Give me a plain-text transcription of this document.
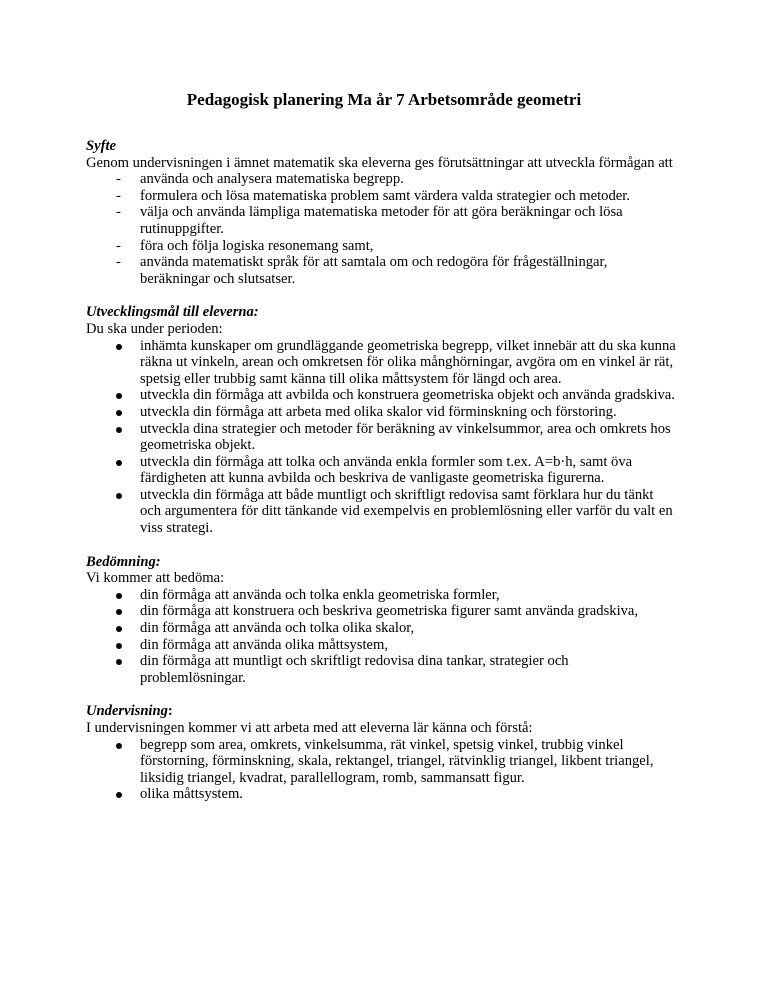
Pedagogisk planering Ma år 7 Arbetsområde geometri

Syfte

Genom undervisningen i ämnet matematik ska eleverna ges förutsättningar att utveckla förmågan att

- använda och analysera matematiska begrepp.
- formulera och lösa matematiska problem samt värdera valda strategier och metoder.
- välja och använda lämpliga matematiska metoder för att göra beräkningar och lösa rutinuppgifter.
- föra och följa logiska resonemang samt,
- använda matematiskt språk för att samtala om och redogöra för frågeställningar, beräkningar och slutsatser.

Utvecklingsmål till eleverna:

Du ska under perioden:

inhämta kunskaper om grundläggande geometriska begrepp, vilket innebär att du ska kunna räkna ut vinkeln, arean och omkretsen för olika månghörningar, avgöra om en vinkel är rät, spetsig eller trubbig samt känna till olika måttsystem för längd och area.
utveckla din förmåga att avbilda och konstruera geometriska objekt och använda gradskiva.
utveckla din förmåga att arbeta med olika skalor vid förminskning och förstoring.
utveckla dina strategier och metoder för beräkning av vinkelsummor, area och omkrets hos geometriska objekt.
utveckla din förmåga att tolka och använda enkla formler som t.ex. A=b·h, samt öva färdigheten att kunna avbilda och beskriva de vanligaste geometriska figurerna.
utveckla din förmåga att både muntligt och skriftligt redovisa samt förklara hur du tänkt och argumentera för ditt tänkande vid exempelvis en problemlösning eller varför du valt en viss strategi.

Bedömning:

Vi kommer att bedöma:

din förmåga att använda och tolka enkla geometriska formler,
din förmåga att konstruera och beskriva geometriska figurer samt använda gradskiva,
din förmåga att använda och tolka olika skalor,
din förmåga att använda olika måttsystem,
din förmåga att muntligt och skriftligt redovisa dina tankar, strategier och problemlösningar.

Undervisning:

I undervisningen kommer vi att arbeta med att eleverna lär känna och förstå:

begrepp som area, omkrets, vinkelsumma, rät vinkel, spetsig vinkel, trubbig vinkel förstorning, förminskning, skala, rektangel, triangel, rätvinklig triangel, likbent triangel, liksidig triangel, kvadrat, parallellogram, romb, sammansatt figur.
olika måttsystem.
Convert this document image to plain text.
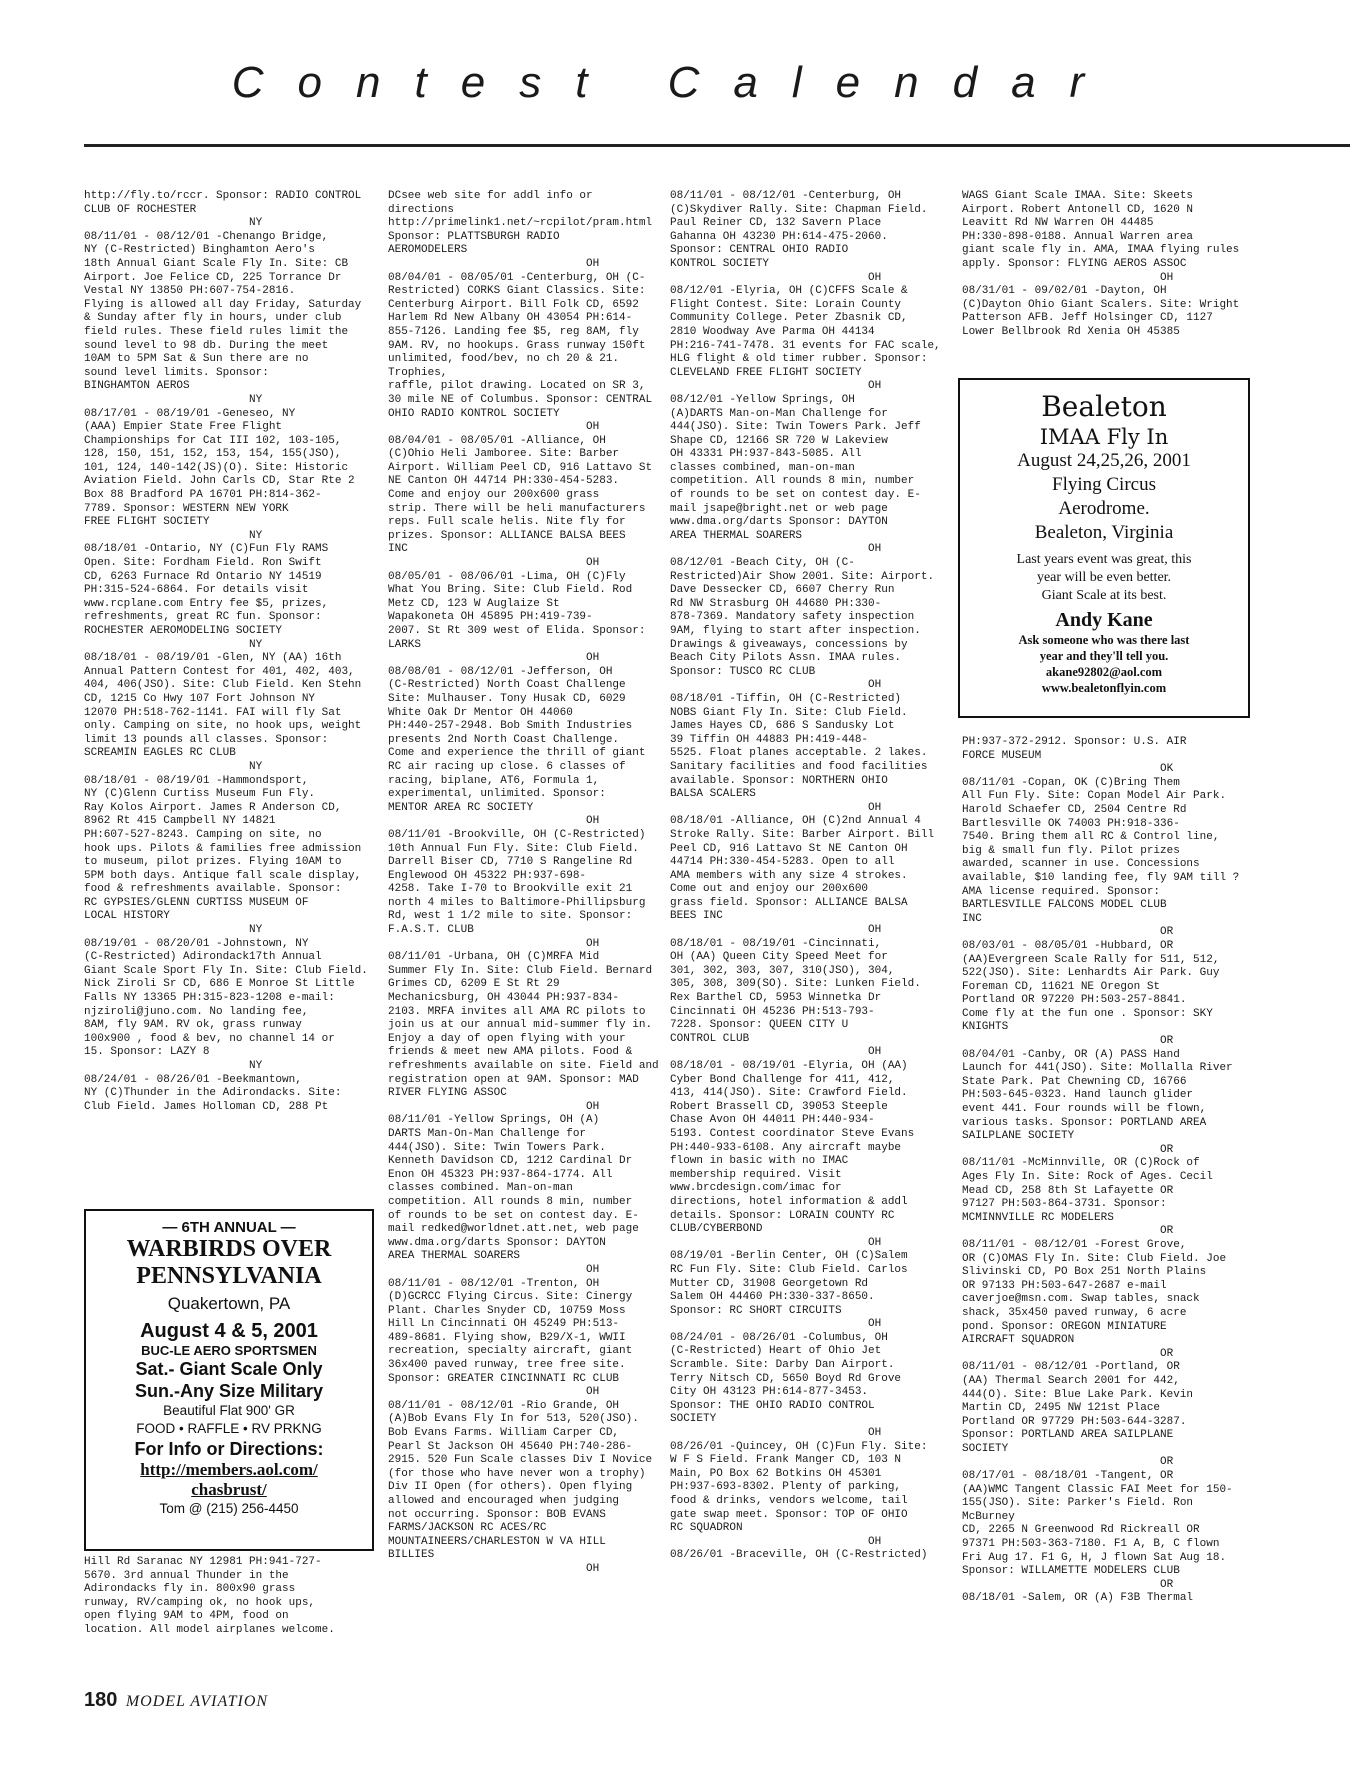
Contest Calendar
http://fly.to/rccr. Sponsor: RADIO CONTROL
CLUB OF ROCHESTER
NY
08/11/01 - 08/12/01 -Chenango Bridge,
NY (C-Restricted) Binghamton Aero's
18th Annual Giant Scale Fly In. Site: CB
Airport. Joe Felice CD, 225 Torrance Dr
Vestal NY 13850 PH:607-754-2816.
Flying is allowed all day Friday, Saturday
& Sunday after fly in hours, under club
field rules. These field rules limit the
sound level to 98 db. During the meet
10AM to 5PM Sat & Sun there are no
sound level limits. Sponsor:
BINGHAMTON AEROS
NY
08/17/01 - 08/19/01 -Geneseo, NY
(AAA) Empier State Free Flight
Championships for Cat III 102, 103-105,
128, 150, 151, 152, 153, 154, 155(JSO),
101, 124, 140-142(JS)(O). Site: Historic
Aviation Field. John Carls CD, Star Rte 2
Box 88 Bradford PA 16701 PH:814-362-
7789. Sponsor: WESTERN NEW YORK
FREE FLIGHT SOCIETY
NY
08/18/01 -Ontario, NY (C)Fun Fly RAMS
Open. Site: Fordham Field. Ron Swift
CD, 6263 Furnace Rd Ontario NY 14519
PH:315-524-6864. For details visit
www.rcplane.com Entry fee $5, prizes,
refreshments, great RC fun. Sponsor:
ROCHESTER AEROMODELING SOCIETY
NY
08/18/01 - 08/19/01 -Glen, NY (AA) 16th
Annual Pattern Contest for 401, 402, 403,
404, 406(JSO). Site: Club Field. Ken Stehn
CD, 1215 Co Hwy 107 Fort Johnson NY
12070 PH:518-762-1141. FAI will fly Sat
only. Camping on site, no hook ups, weight
limit 13 pounds all classes. Sponsor:
SCREAMIN EAGLES RC CLUB
NY
08/18/01 - 08/19/01 -Hammondsport,
NY (C)Glenn Curtiss Museum Fun Fly.
Ray Kolos Airport. James R Anderson CD,
8962 Rt 415 Campbell NY 14821
PH:607-527-8243. Camping on site, no
hook ups. Pilots & families free admission
to museum, pilot prizes. Flying 10AM to
5PM both days. Antique fall scale display,
food & refreshments available. Sponsor:
RC GYPSIES/GLENN CURTISS MUSEUM OF
LOCAL HISTORY
NY
08/19/01 - 08/20/01 -Johnstown, NY
(C-Restricted) Adirondack17th Annual
Giant Scale Sport Fly In. Site: Club Field.
Nick Ziroli Sr CD, 686 E Monroe St Little
Falls NY 13365 PH:315-823-1208 e-mail:
njziroli@juno.com. No landing fee,
8AM, fly 9AM. RV ok, grass runway
100x900 , food & bev, no channel 14 or
15. Sponsor: LAZY 8
NY
08/24/01 - 08/26/01 -Beekmantown,
NY (C)Thunder in the Adirondacks. Site:
Club Field. James Holloman CD, 288 Pt
— 6TH ANNUAL —
WARBIRDS OVER
PENNSYLVANIA
Quakertown, PA
August 4 & 5, 2001
BUC-LE AERO SPORTSMEN
Sat.- Giant Scale Only
Sun.-Any Size Military
Beautiful Flat 900' GR
FOOD • RAFFLE • RV PRKNG
For Info or Directions:
http://members.aol.com/
chasbrust/
Tom @ (215) 256-4450
Hill Rd Saranac NY 12981 PH:941-727-
5670. 3rd annual Thunder in the
Adirondacks fly in. 800x90 grass
runway, RV/camping ok, no hook ups,
open flying 9AM to 4PM, food on
location. All model airplanes welcome.
DCsee web site for addl info or
directions
http://primelink1.net/~rcpilot/pram.html
Sponsor: PLATTSBURGH RADIO
AEROMODELERS
OH
08/04/01 - 08/05/01 -Centerburg, OH (C-
Restricted) CORKS Giant Classics. Site:
Centerburg Airport. Bill Folk CD, 6592
Harlem Rd New Albany OH 43054 PH:614-
855-7126. Landing fee $5, reg 8AM, fly
9AM. RV, no hookups. Grass runway 150ft
unlimited, food/bev, no ch 20 & 21. Trophies,
raffle, pilot drawing. Located on SR 3,
30 mile NE of Columbus. Sponsor: CENTRAL
OHIO RADIO KONTROL SOCIETY
OH
08/04/01 - 08/05/01 -Alliance, OH
(C)Ohio Heli Jamboree. Site: Barber
Airport. William Peel CD, 916 Lattavo St
NE Canton OH 44714 PH:330-454-5283.
Come and enjoy our 200x600 grass
strip. There will be heli manufacturers
reps. Full scale helis. Nite fly for
prizes. Sponsor: ALLIANCE BALSA BEES
INC
OH
08/05/01 - 08/06/01 -Lima, OH (C)Fly
What You Bring. Site: Club Field. Rod
Metz CD, 123 W Auglaize St
Wapakoneta OH 45895 PH:419-739-
2007. St Rt 309 west of Elida. Sponsor:
LARKS
OH
08/08/01 - 08/12/01 -Jefferson, OH
(C-Restricted) North Coast Challenge
Site: Mulhauser. Tony Husak CD, 6029
White Oak Dr Mentor OH 44060
PH:440-257-2948. Bob Smith Industries
presents 2nd North Coast Challenge.
Come and experience the thrill of giant
RC air racing up close. 6 classes of
racing, biplane, AT6, Formula 1,
experimental, unlimited. Sponsor:
MENTOR AREA RC SOCIETY
OH
08/11/01 -Brookville, OH (C-Restricted)
10th Annual Fun Fly. Site: Club Field.
Darrell Biser CD, 7710 S Rangeline Rd
Englewood OH 45322 PH:937-698-
4258. Take I-70 to Brookville exit 21
north 4 miles to Baltimore-Phillipsburg
Rd, west 1 1/2 mile to site. Sponsor:
F.A.S.T. CLUB
OH
08/11/01 -Urbana, OH (C)MRFA Mid
Summer Fly In. Site: Club Field. Bernard
Grimes CD, 6209 E St Rt 29
Mechanicsburg, OH 43044 PH:937-834-
2103. MRFA invites all AMA RC pilots to
join us at our annual mid-summer fly in.
Enjoy a day of open flying with your
friends & meet new AMA pilots. Food &
refreshments available on site. Field and
registration open at 9AM. Sponsor: MAD
RIVER FLYING ASSOC
OH
08/11/01 -Yellow Springs, OH (A)
DARTS Man-On-Man Challenge for
444(JSO). Site: Twin Towers Park.
Kenneth Davidson CD, 1212 Cardinal Dr
Enon OH 45323 PH:937-864-1774. All
classes combined. Man-on-man
competition. All rounds 8 min, number
of rounds to be set on contest day. E-
mail redked@worldnet.att.net, web page
www.dma.org/darts Sponsor: DAYTON
AREA THERMAL SOARERS
OH
08/11/01 - 08/12/01 -Trenton, OH
(D)GCRCC Flying Circus. Site: Cinergy
Plant. Charles Snyder CD, 10759 Moss
Hill Ln Cincinnati OH 45249 PH:513-
489-8681. Flying show, B29/X-1, WWII
recreation, specialty aircraft, giant
36x400 paved runway, tree free site.
Sponsor: GREATER CINCINNATI RC CLUB
OH
08/11/01 - 08/12/01 -Rio Grande, OH
(A)Bob Evans Fly In for 513, 520(JSO).
Bob Evans Farms. William Carper CD,
Pearl St Jackson OH 45640 PH:740-286-
2915. 520 Fun Scale classes Div I Novice
(for those who have never won a trophy)
Div II Open (for others). Open flying
allowed and encouraged when judging
not occurring. Sponsor: BOB EVANS
FARMS/JACKSON RC ACES/RC
MOUNTAINEERS/CHARLESTON W VA HILL
BILLIES
OH
08/11/01 - 08/12/01 -Centerburg, OH
(C)Skydiver Rally. Site: Chapman Field.
Paul Reiner CD, 132 Savern Place
Gahanna OH 43230 PH:614-475-2060.
Sponsor: CENTRAL OHIO RADIO
KONTROL SOCIETY
OH
08/12/01 -Elyria, OH (C)CFFS Scale &
Flight Contest. Site: Lorain County
Community College. Peter Zbasnik CD,
2810 Woodway Ave Parma OH 44134
PH:216-741-7478. 31 events for FAC scale,
HLG flight & old timer rubber. Sponsor:
CLEVELAND FREE FLIGHT SOCIETY
OH
08/12/01 -Yellow Springs, OH
(A)DARTS Man-on-Man Challenge for
444(JSO). Site: Twin Towers Park. Jeff
Shape CD, 12166 SR 720 W Lakeview
OH 43331 PH:937-843-5085. All
classes combined, man-on-man
competition. All rounds 8 min, number
of rounds to be set on contest day. E-
mail jsape@bright.net or web page
www.dma.org/darts Sponsor: DAYTON
AREA THERMAL SOARERS
OH
08/12/01 -Beach City, OH (C-
Restricted)Air Show 2001. Site: Airport.
Dave Dessecker CD, 6607 Cherry Run
Rd NW Strasburg OH 44680 PH:330-
878-7369. Mandatory safety inspection
9AM, flying to start after inspection.
Drawings & giveaways, concessions by
Beach City Pilots Assn. IMAA rules.
Sponsor: TUSCO RC CLUB
OH
08/18/01 -Tiffin, OH (C-Restricted)
NOBS Giant Fly In. Site: Club Field.
James Hayes CD, 686 S Sandusky Lot
39 Tiffin OH 44883 PH:419-448-
5525. Float planes acceptable. 2 lakes.
Sanitary facilities and food facilities
available. Sponsor: NORTHERN OHIO
BALSA SCALERS
OH
08/18/01 -Alliance, OH (C)2nd Annual 4
Stroke Rally. Site: Barber Airport. Bill
Peel CD, 916 Lattavo St NE Canton OH
44714 PH:330-454-5283. Open to all
AMA members with any size 4 strokes.
Come out and enjoy our 200x600
grass field. Sponsor: ALLIANCE BALSA
BEES INC
OH
08/18/01 - 08/19/01 -Cincinnati,
OH (AA) Queen City Speed Meet for
301, 302, 303, 307, 310(JSO), 304,
305, 308, 309(SO). Site: Lunken Field.
Rex Barthel CD, 5953 Winnetka Dr
Cincinnati OH 45236 PH:513-793-
7228. Sponsor: QUEEN CITY U
CONTROL CLUB
OH
08/18/01 - 08/19/01 -Elyria, OH (AA)
Cyber Bond Challenge for 411, 412,
413, 414(JSO). Site: Crawford Field.
Robert Brassell CD, 39053 Steeple
Chase Avon OH 44011 PH:440-934-
5193. Contest coordinator Steve Evans
PH:440-933-6108. Any aircraft maybe
flown in basic with no IMAC
membership required. Visit
www.brcdesign.com/imac for
directions, hotel information & addl
details. Sponsor: LORAIN COUNTY RC
CLUB/CYBERBOND
OH
08/19/01 -Berlin Center, OH (C)Salem
RC Fun Fly. Site: Club Field. Carlos
Mutter CD, 31908 Georgetown Rd
Salem OH 44460 PH:330-337-8650.
Sponsor: RC SHORT CIRCUITS
OH
08/24/01 - 08/26/01 -Columbus, OH
(C-Restricted) Heart of Ohio Jet
Scramble. Site: Darby Dan Airport.
Terry Nitsch CD, 5650 Boyd Rd Grove
City OH 43123 PH:614-877-3453.
Sponsor: THE OHIO RADIO CONTROL
SOCIETY
OH
08/26/01 -Quincey, OH (C)Fun Fly. Site:
W F S Field. Frank Manger CD, 103 N
Main, PO Box 62 Botkins OH 45301
PH:937-693-8302. Plenty of parking,
food & drinks, vendors welcome, tail
gate swap meet. Sponsor: TOP OF OHIO
RC SQUADRON
OH
08/26/01 -Braceville, OH (C-Restricted)
WAGS Giant Scale IMAA. Site: Skeets
Airport. Robert Antonell CD, 1620 N
Leavitt Rd NW Warren OH 44485
PH:330-898-0188. Annual Warren area
giant scale fly in. AMA, IMAA flying rules
apply. Sponsor: FLYING AEROS ASSOC
OH
08/31/01 - 09/02/01 -Dayton, OH
(C)Dayton Ohio Giant Scalers. Site: Wright
Patterson AFB. Jeff Holsinger CD, 1127
Lower Bellbrook Rd Xenia OH 45385
Bealeton
IMAA Fly In
August 24,25,26, 2001
Flying Circus
Aerodrome.
Bealeton, Virginia
Last years event was great, this
year will be even better.
Giant Scale at its best.
Andy Kane
Ask someone who was there last
year and they'll tell you.
akane92802@aol.com
www.bealetonflyin.com
PH:937-372-2912. Sponsor: U.S. AIR
FORCE MUSEUM
OK
08/11/01 -Copan, OK (C)Bring Them
All Fun Fly. Site: Copan Model Air Park.
Harold Schaefer CD, 2504 Centre Rd
Bartlesville OK 74003 PH:918-336-
7540. Bring them all RC & Control line,
big & small fun fly. Pilot prizes
awarded, scanner in use. Concessions
available, $10 landing fee, fly 9AM till ?
AMA license required. Sponsor:
BARTLESVILLE FALCONS MODEL CLUB
INC
OR
08/03/01 - 08/05/01 -Hubbard, OR
(AA)Evergreen Scale Rally for 511, 512,
522(JSO). Site: Lenhardts Air Park. Guy
Foreman CD, 11621 NE Oregon St
Portland OR 97220 PH:503-257-8841.
Come fly at the fun one . Sponsor: SKY
KNIGHTS
OR
08/04/01 -Canby, OR (A) PASS Hand
Launch for 441(JSO). Site: Mollalla River
State Park. Pat Chewning CD, 16766
PH:503-645-0323. Hand launch glider
event 441. Four rounds will be flown,
various tasks. Sponsor: PORTLAND AREA
SAILPLANE SOCIETY
OR
08/11/01 -McMinnville, OR (C)Rock of
Ages Fly In. Site: Rock of Ages. Cecil
Mead CD, 258 8th St Lafayette OR
97127 PH:503-864-3731. Sponsor:
MCMINNVILLE RC MODELERS
OR
08/11/01 - 08/12/01 -Forest Grove,
OR (C)OMAS Fly In. Site: Club Field. Joe
Slivinski CD, PO Box 251 North Plains
OR 97133 PH:503-647-2687 e-mail
caverjoe@msn.com. Swap tables, snack
shack, 35x450 paved runway, 6 acre
pond. Sponsor: OREGON MINIATURE
AIRCRAFT SQUADRON
OR
08/11/01 - 08/12/01 -Portland, OR
(AA) Thermal Search 2001 for 442,
444(O). Site: Blue Lake Park. Kevin
Martin CD, 2495 NW 121st Place
Portland OR 97729 PH:503-644-3287.
Sponsor: PORTLAND AREA SAILPLANE
SOCIETY
OR
08/17/01 - 08/18/01 -Tangent, OR
(AA)WMC Tangent Classic FAI Meet for 150-
155(JSO). Site: Parker's Field. Ron McBurney
CD, 2265 N Greenwood Rd Rickreall OR
97371 PH:503-363-7180. F1 A, B, C flown
Fri Aug 17. F1 G, H, J flown Sat Aug 18.
Sponsor: WILLAMETTE MODELERS CLUB
OR
08/18/01 -Salem, OR (A) F3B Thermal
180 MODEL AVIATION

- - - -

*WHAT IS NEEDED*. Copy out each line of the records where the word "addl" appears.

*EXERCISE RESULT*.
DCsee web site for addl info or
directions, hotel information & addl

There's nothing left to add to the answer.